▶ GOAL
Which lines hold the word "cũng"? Copy each one.

▶ RECORDS FOR THIS TASK
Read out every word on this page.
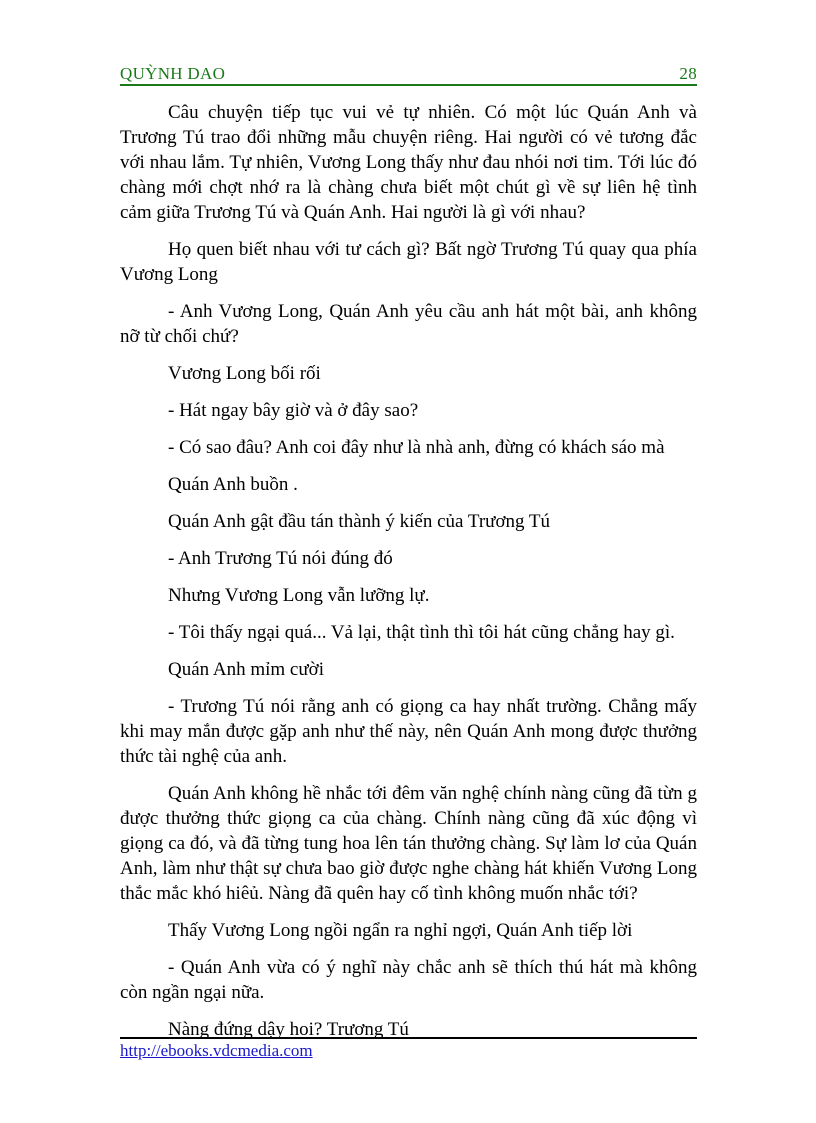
QUỲNH DAO	28

Câu chuyện tiếp tục vui vẻ tự nhiên. Có một lúc Quán Anh và Trương Tú trao đổi những mẫu chuyện riêng. Hai người có vẻ tương đắc với nhau lắm. Tự nhiên, Vương Long thấy như đau nhói nơi tim. Tới lúc đó chàng mới chợt nhớ ra là chàng chưa biết một chút gì về sự liên hệ tình cảm giữa Trương Tú và Quán Anh. Hai người là gì với nhau?

Họ quen biết nhau với tư cách gì? Bất ngờ Trương Tú quay qua phía Vương Long

- Anh Vương Long, Quán Anh yêu cầu anh hát một bài, anh không nỡ từ chối chứ?

Vương Long bối rối

- Hát ngay bây giờ và ở đây sao?

- Có sao đâu? Anh coi đây như là nhà anh, đừng có khách sáo mà

Quán Anh buồn .

Quán Anh gật đầu tán thành ý kiến của Trương Tú

- Anh Trương Tú nói đúng đó

Nhưng Vương Long vẫn lưỡng lự.

- Tôi thấy ngại quá... Vả lại, thật tình thì tôi hát cũng chẳng hay gì.

Quán Anh mỉm cười

- Trương Tú nói rằng anh có giọng ca hay nhất trường. Chẳng mấy khi may mắn được gặp anh như thế này, nên Quán Anh mong được thưởng thức tài nghệ của anh.

Quán Anh không hề nhắc tới đêm văn nghệ chính nàng cũng đã từn g được thưởng thức giọng ca của chàng. Chính nàng cũng đã xúc động vì giọng ca đó, và đã từng tung hoa lên tán thưởng chàng. Sự làm lơ của Quán Anh, làm như thật sự chưa bao giờ được nghe chàng hát khiến Vương Long thắc mắc khó hiêủ. Nàng đã quên hay cố tình không muốn nhắc tới?

Thấy Vương Long ngồi ngẩn ra nghỉ ngợi, Quán Anh tiếp lời

- Quán Anh vừa có ý nghĩ này chắc anh sẽ thích thú hát mà không còn ngần ngại nữa.

Nàng đứng dậy hoi? Trương Tú

http://ebooks.vdcmedia.com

▶ TASK SOLUTION
- Tôi thấy ngại quá... Vả lại, thật tình thì tôi hát cũng chẳng hay gì.
Quán Anh không hề nhắc tới đêm văn nghệ chính nàng cũng đã từn g được thưởng thức giọng ca của chàng. Chính nàng cũng đã xúc động vì giọng ca đó, và đã từng tung hoa lên tán thưởng chàng. Sự làm lơ của Quán Anh, làm như thật sự chưa bao giờ được nghe chàng hát khiến Vương Long thắc mắc khó hiêủ. Nàng đã quên hay cố tình không muốn nhắc tới?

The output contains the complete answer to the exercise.